▶ [Objective]: Could you copy out every one of the following lines word for word, with the pictures left out?
──────── Material ────────
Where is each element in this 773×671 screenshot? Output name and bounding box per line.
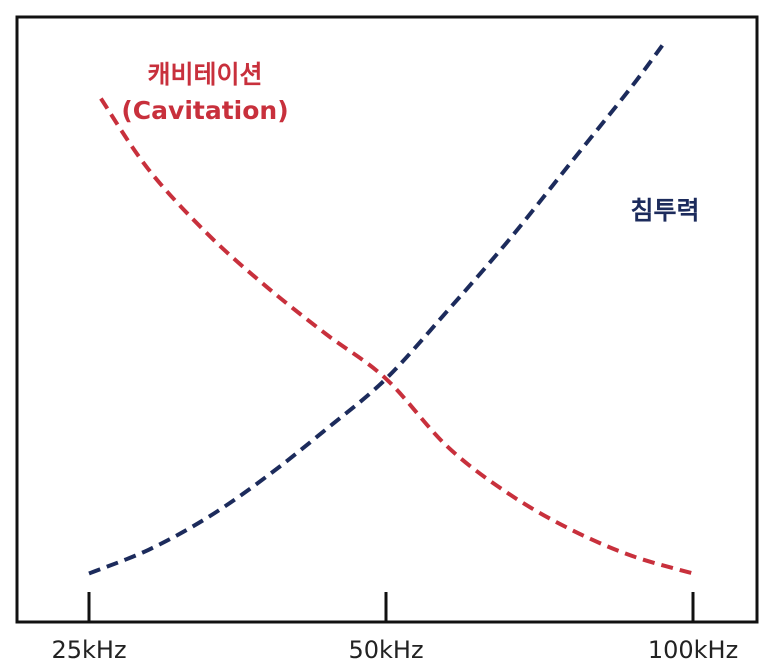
series-lines bbox=[88, 44, 694, 576]
x-tick-label-1: 50kHz bbox=[348, 636, 423, 664]
x-tick-label-2: 100kHz bbox=[648, 636, 738, 664]
series-label-cavitation-1: (Cavitation) bbox=[121, 96, 288, 125]
series-label-penetration-0: 침투력 bbox=[630, 196, 699, 225]
series-line-penetration bbox=[88, 44, 664, 576]
series-line-cavitation bbox=[99, 97, 694, 576]
series-label-cavitation-0: 캐비테이션 bbox=[147, 60, 262, 89]
x-tick-label-0: 25kHz bbox=[51, 636, 126, 664]
x-ticks: 25kHz 50kHz 100kHz bbox=[51, 592, 738, 664]
series-labels: 캐비테이션 (Cavitation) 침투력 bbox=[121, 60, 699, 225]
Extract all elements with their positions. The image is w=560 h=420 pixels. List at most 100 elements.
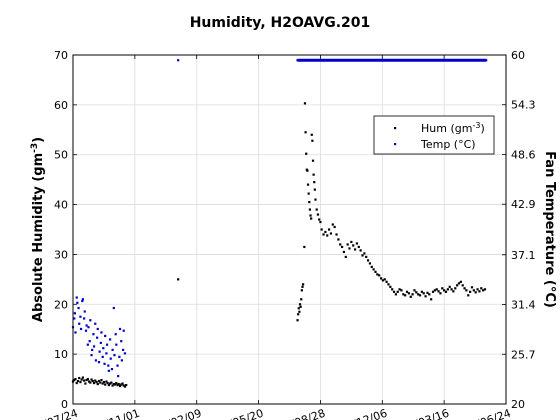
hum-point xyxy=(342,250,346,254)
temp-point xyxy=(86,343,89,346)
temp-point xyxy=(97,361,101,364)
hum-point xyxy=(368,262,372,265)
temp-point xyxy=(77,306,80,310)
x-tick-label: 19/03/16 xyxy=(400,407,451,420)
hum-point xyxy=(465,289,468,292)
hum-point xyxy=(352,244,355,247)
temp-point xyxy=(87,326,90,329)
temp-point xyxy=(83,310,86,313)
hum-point xyxy=(322,233,325,236)
hum-point xyxy=(122,384,125,387)
y-tick-label-right: 31.4 xyxy=(511,299,536,312)
hum-point xyxy=(430,298,433,301)
temp-point xyxy=(107,369,110,372)
hum-point xyxy=(443,289,446,292)
temp-point xyxy=(85,324,88,327)
temp-point xyxy=(91,348,94,352)
hum-point xyxy=(89,381,92,384)
hum-point xyxy=(372,268,375,271)
hum-point xyxy=(313,181,316,184)
x-tick-label: 18/12/06 xyxy=(338,407,389,420)
temp-point xyxy=(111,348,114,352)
hum-point xyxy=(329,232,333,235)
hum-point xyxy=(92,381,96,385)
hum-point xyxy=(297,313,300,316)
hum-point xyxy=(74,377,77,381)
hum-point xyxy=(359,249,362,252)
temp-point xyxy=(81,298,84,301)
y-tick-label-left: 60 xyxy=(54,99,68,112)
hum-point xyxy=(111,384,114,387)
hum-point xyxy=(116,383,119,387)
hum-point xyxy=(83,379,86,382)
hum-point xyxy=(411,293,414,296)
hum-point xyxy=(76,379,80,383)
hum-point xyxy=(383,278,386,281)
hum-point xyxy=(96,382,99,386)
hum-point xyxy=(307,192,310,195)
hum-point xyxy=(310,217,313,220)
hum-point xyxy=(81,376,84,379)
hum-point xyxy=(80,378,83,381)
temp-point xyxy=(102,347,105,350)
hum-point xyxy=(79,380,82,384)
hum-point xyxy=(333,225,336,229)
temp-point xyxy=(109,357,112,360)
legend-label-hum-exp: -3 xyxy=(472,121,480,130)
temp-point xyxy=(117,374,120,378)
temp-point xyxy=(75,296,78,299)
hum-point xyxy=(326,234,329,237)
hum-point xyxy=(302,283,305,286)
hum-point xyxy=(313,188,316,191)
hum-point xyxy=(340,245,344,249)
temp-point xyxy=(78,322,81,325)
x-tick-label: 19/06/24 xyxy=(462,407,513,420)
hum-point xyxy=(308,200,311,204)
hum-point xyxy=(467,294,470,297)
temp-point xyxy=(83,317,86,320)
hum-point xyxy=(418,294,422,297)
y-tick-label-left: 50 xyxy=(54,149,68,162)
hum-point xyxy=(363,252,366,255)
temp-point xyxy=(96,327,99,331)
hum-point xyxy=(337,238,340,241)
hum-point xyxy=(413,289,416,292)
hum-point xyxy=(101,382,104,385)
hum-point xyxy=(431,290,435,293)
hum-point xyxy=(381,279,385,282)
temp-point xyxy=(98,350,101,353)
hum-point xyxy=(97,379,101,383)
temp-point xyxy=(101,355,104,358)
y-axis-label-right: Fan Temperature (°C) xyxy=(542,151,557,308)
temp-point xyxy=(107,364,110,367)
hum-point xyxy=(331,223,334,226)
y-tick-label-right: 60 xyxy=(511,49,525,62)
hum-point xyxy=(346,243,349,246)
hum-point xyxy=(463,287,466,290)
hum-point xyxy=(306,183,310,186)
x-tick-label: 17/07/24 xyxy=(29,407,80,420)
hum-point xyxy=(75,381,78,385)
y-tick-label-left: 10 xyxy=(54,348,68,361)
hum-point xyxy=(374,270,377,273)
hum-point xyxy=(396,290,399,293)
temp-point xyxy=(76,301,79,304)
y-tick-label-left: 70 xyxy=(54,49,68,62)
hum-point xyxy=(117,382,120,386)
hum-point xyxy=(446,288,449,291)
hum-point xyxy=(335,233,338,236)
temp-point xyxy=(89,319,92,322)
hum-point xyxy=(320,228,323,231)
temp-point xyxy=(120,340,123,343)
hum-point xyxy=(87,380,91,383)
y-axis-right: 20 25.7 31.4 37.1 42.9 48.6 54.3 60 xyxy=(502,49,536,411)
hum-point xyxy=(311,139,314,142)
temp-point xyxy=(94,322,97,325)
hum-point xyxy=(94,379,97,382)
hum-point xyxy=(311,159,315,162)
temp-point xyxy=(96,336,99,339)
hum-point xyxy=(102,380,106,384)
hum-point xyxy=(315,208,318,211)
hum-point xyxy=(417,293,420,296)
hum-point xyxy=(304,131,307,134)
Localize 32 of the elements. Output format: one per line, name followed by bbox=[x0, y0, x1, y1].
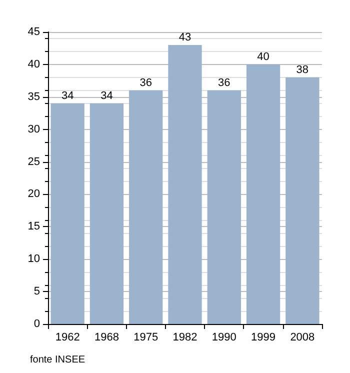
y-tick-label: 25 bbox=[28, 156, 40, 168]
data-label: 43 bbox=[178, 31, 192, 44]
bar bbox=[129, 90, 163, 324]
x-tick-label: 1968 bbox=[94, 332, 119, 344]
bar bbox=[90, 103, 124, 324]
data-label: 40 bbox=[257, 50, 270, 63]
y-tick-label: 0 bbox=[34, 318, 40, 330]
x-tick-label: 1962 bbox=[55, 332, 80, 344]
y-tick-label: 20 bbox=[28, 188, 40, 200]
bar bbox=[50, 103, 84, 324]
bar bbox=[286, 77, 320, 324]
x-tick-label: 2008 bbox=[290, 332, 315, 344]
y-tick-label: 15 bbox=[28, 220, 40, 233]
bar bbox=[168, 44, 202, 324]
data-label: 34 bbox=[100, 90, 113, 102]
y-tick-label: 40 bbox=[28, 58, 40, 70]
y-tick-label: 30 bbox=[28, 123, 40, 136]
data-label: 36 bbox=[218, 76, 230, 89]
data-label: 36 bbox=[140, 76, 152, 89]
bar bbox=[246, 64, 280, 324]
x-tick-label: 1975 bbox=[134, 332, 158, 344]
y-tick-label: 35 bbox=[28, 90, 40, 103]
source-note: fonte INSEE bbox=[30, 354, 86, 366]
data-label: 38 bbox=[296, 64, 309, 76]
y-tick-label: 45 bbox=[28, 26, 40, 38]
bar bbox=[207, 90, 241, 324]
x-tick-label: 1990 bbox=[212, 332, 236, 344]
y-tick-label: 10 bbox=[28, 253, 40, 266]
x-tick-label: 1982 bbox=[172, 332, 198, 344]
data-label: 34 bbox=[61, 90, 74, 102]
y-tick-label: 5 bbox=[34, 286, 40, 298]
x-tick-label: 1999 bbox=[251, 332, 276, 344]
────────
▶ [Answer to this exercise]:
Where is each element in this 773×671 screenshot? Output name and bounding box per line.
series-lines bbox=[88, 44, 694, 576]
x-tick-label-1: 50kHz bbox=[348, 636, 423, 664]
x-tick-label-2: 100kHz bbox=[648, 636, 738, 664]
series-label-cavitation-1: (Cavitation) bbox=[121, 96, 288, 125]
series-label-penetration-0: 침투력 bbox=[630, 196, 699, 225]
series-line-penetration bbox=[88, 44, 664, 576]
series-line-cavitation bbox=[99, 97, 694, 576]
series-label-cavitation-0: 캐비테이션 bbox=[147, 60, 262, 89]
x-tick-label-0: 25kHz bbox=[51, 636, 126, 664]
x-ticks: 25kHz 50kHz 100kHz bbox=[51, 592, 738, 664]
series-labels: 캐비테이션 (Cavitation) 침투력 bbox=[121, 60, 699, 225]
Extract all elements with their positions. The image is w=560 h=420 pixels. List at most 100 elements.
hum-point xyxy=(342,250,346,254)
temp-point xyxy=(86,343,89,346)
temp-point xyxy=(97,361,101,364)
hum-point xyxy=(368,262,372,265)
temp-point xyxy=(77,306,80,310)
x-tick-label: 19/03/16 xyxy=(400,407,451,420)
hum-point xyxy=(465,289,468,292)
hum-point xyxy=(352,244,355,247)
temp-point xyxy=(87,326,90,329)
temp-point xyxy=(83,310,86,313)
hum-point xyxy=(322,233,325,236)
hum-point xyxy=(122,384,125,387)
y-tick-label-right: 31.4 xyxy=(511,299,536,312)
hum-point xyxy=(430,298,433,301)
temp-point xyxy=(107,369,110,372)
hum-point xyxy=(443,289,446,292)
temp-point xyxy=(85,324,88,327)
temp-point xyxy=(91,348,94,352)
hum-point xyxy=(89,381,92,384)
hum-point xyxy=(372,268,375,271)
hum-point xyxy=(313,181,316,184)
x-tick-label: 18/12/06 xyxy=(338,407,389,420)
temp-point xyxy=(111,348,114,352)
hum-point xyxy=(329,232,333,235)
hum-point xyxy=(92,381,96,385)
hum-point xyxy=(297,313,300,316)
hum-point xyxy=(74,377,77,381)
hum-point xyxy=(359,249,362,252)
temp-point xyxy=(81,298,84,301)
y-tick-label-left: 60 xyxy=(54,99,68,112)
hum-point xyxy=(111,384,114,387)
hum-point xyxy=(116,383,119,387)
hum-point xyxy=(83,379,86,382)
hum-point xyxy=(411,293,414,296)
hum-point xyxy=(76,379,80,383)
hum-point xyxy=(383,278,386,281)
hum-point xyxy=(96,382,99,386)
hum-point xyxy=(307,192,310,195)
hum-point xyxy=(310,217,313,220)
hum-point xyxy=(81,376,84,379)
hum-point xyxy=(80,378,83,381)
temp-point xyxy=(102,347,105,350)
hum-point xyxy=(79,380,82,384)
hum-point xyxy=(333,225,336,229)
temp-point xyxy=(109,357,112,360)
legend-label-hum-exp: -3 xyxy=(472,121,480,130)
temp-point xyxy=(117,374,120,378)
temp-point xyxy=(75,296,78,299)
hum-point xyxy=(326,234,329,237)
hum-point xyxy=(302,283,305,286)
hum-point xyxy=(313,188,316,191)
hum-point xyxy=(340,245,344,249)
temp-point xyxy=(78,322,81,325)
x-tick-label: 19/06/24 xyxy=(462,407,513,420)
hum-point xyxy=(308,200,311,204)
hum-point xyxy=(467,294,470,297)
temp-point xyxy=(83,317,86,320)
hum-point xyxy=(418,294,422,297)
y-tick-label-left: 50 xyxy=(54,149,68,162)
hum-point xyxy=(363,252,366,255)
temp-point xyxy=(96,327,99,331)
hum-point xyxy=(337,238,340,241)
hum-point xyxy=(413,289,416,292)
hum-point xyxy=(101,382,104,385)
hum-point xyxy=(431,290,435,293)
hum-point xyxy=(381,279,385,282)
temp-point xyxy=(98,350,101,353)
hum-point xyxy=(97,379,101,383)
temp-point xyxy=(101,355,104,358)
y-axis-label-right: Fan Temperature (°C) xyxy=(542,151,557,308)
temp-point xyxy=(107,364,110,367)
hum-point xyxy=(331,223,334,226)
y-tick-label-right: 60 xyxy=(511,49,525,62)
hum-point xyxy=(346,243,349,246)
hum-point xyxy=(463,287,466,290)
hum-point xyxy=(306,183,310,186)
x-tick-label: 17/07/24 xyxy=(29,407,80,420)
hum-point xyxy=(75,381,78,385)
y-tick-label-left: 10 xyxy=(54,348,68,361)
hum-point xyxy=(374,270,377,273)
hum-point xyxy=(396,290,399,293)
temp-point xyxy=(76,301,79,304)
y-tick-label-left: 70 xyxy=(54,49,68,62)
hum-point xyxy=(117,382,120,386)
hum-point xyxy=(446,288,449,291)
hum-point xyxy=(335,233,338,236)
temp-point xyxy=(89,319,92,322)
hum-point xyxy=(320,228,323,231)
temp-point xyxy=(120,340,123,343)
hum-point xyxy=(87,380,91,383)
y-axis-right: 20 25.7 31.4 37.1 42.9 48.6 54.3 60 xyxy=(502,49,536,411)
hum-point xyxy=(311,139,314,142)
temp-point xyxy=(94,322,97,325)
hum-point xyxy=(94,379,97,382)
hum-point xyxy=(311,159,315,162)
temp-point xyxy=(96,336,99,339)
hum-point xyxy=(102,380,106,384)
hum-point xyxy=(315,208,318,211)
hum-point xyxy=(417,293,420,296)
hum-point xyxy=(304,131,307,134)
Localize 32 of the elements. Output format: one per line, name followed by bbox=[x0, y0, x1, y1].
y-tick-label: 25 bbox=[28, 156, 40, 168]
data-label: 43 bbox=[178, 31, 192, 44]
bar bbox=[129, 90, 163, 324]
x-tick-label: 1968 bbox=[94, 332, 119, 344]
bar bbox=[90, 103, 124, 324]
data-label: 40 bbox=[257, 50, 270, 63]
y-tick-label: 0 bbox=[34, 318, 40, 330]
x-tick-label: 1962 bbox=[55, 332, 80, 344]
y-tick-label: 20 bbox=[28, 188, 40, 200]
bar bbox=[50, 103, 84, 324]
bar bbox=[286, 77, 320, 324]
x-tick-label: 2008 bbox=[290, 332, 315, 344]
y-tick-label: 15 bbox=[28, 220, 40, 233]
bar bbox=[168, 44, 202, 324]
data-label: 34 bbox=[100, 90, 113, 102]
y-tick-label: 40 bbox=[28, 58, 40, 70]
y-tick-label: 30 bbox=[28, 123, 40, 136]
data-label: 36 bbox=[218, 76, 230, 89]
data-label: 36 bbox=[140, 76, 152, 89]
bar bbox=[246, 64, 280, 324]
x-tick-label: 1975 bbox=[134, 332, 158, 344]
y-tick-label: 35 bbox=[28, 90, 40, 103]
source-note: fonte INSEE bbox=[30, 354, 86, 366]
data-label: 38 bbox=[296, 64, 309, 76]
y-tick-label: 45 bbox=[28, 26, 40, 38]
bar bbox=[207, 90, 241, 324]
x-tick-label: 1990 bbox=[212, 332, 236, 344]
y-tick-label: 10 bbox=[28, 253, 40, 266]
x-tick-label: 1982 bbox=[172, 332, 198, 344]
data-label: 34 bbox=[61, 90, 74, 102]
y-tick-label: 5 bbox=[34, 286, 40, 298]
x-tick-label: 1999 bbox=[251, 332, 276, 344]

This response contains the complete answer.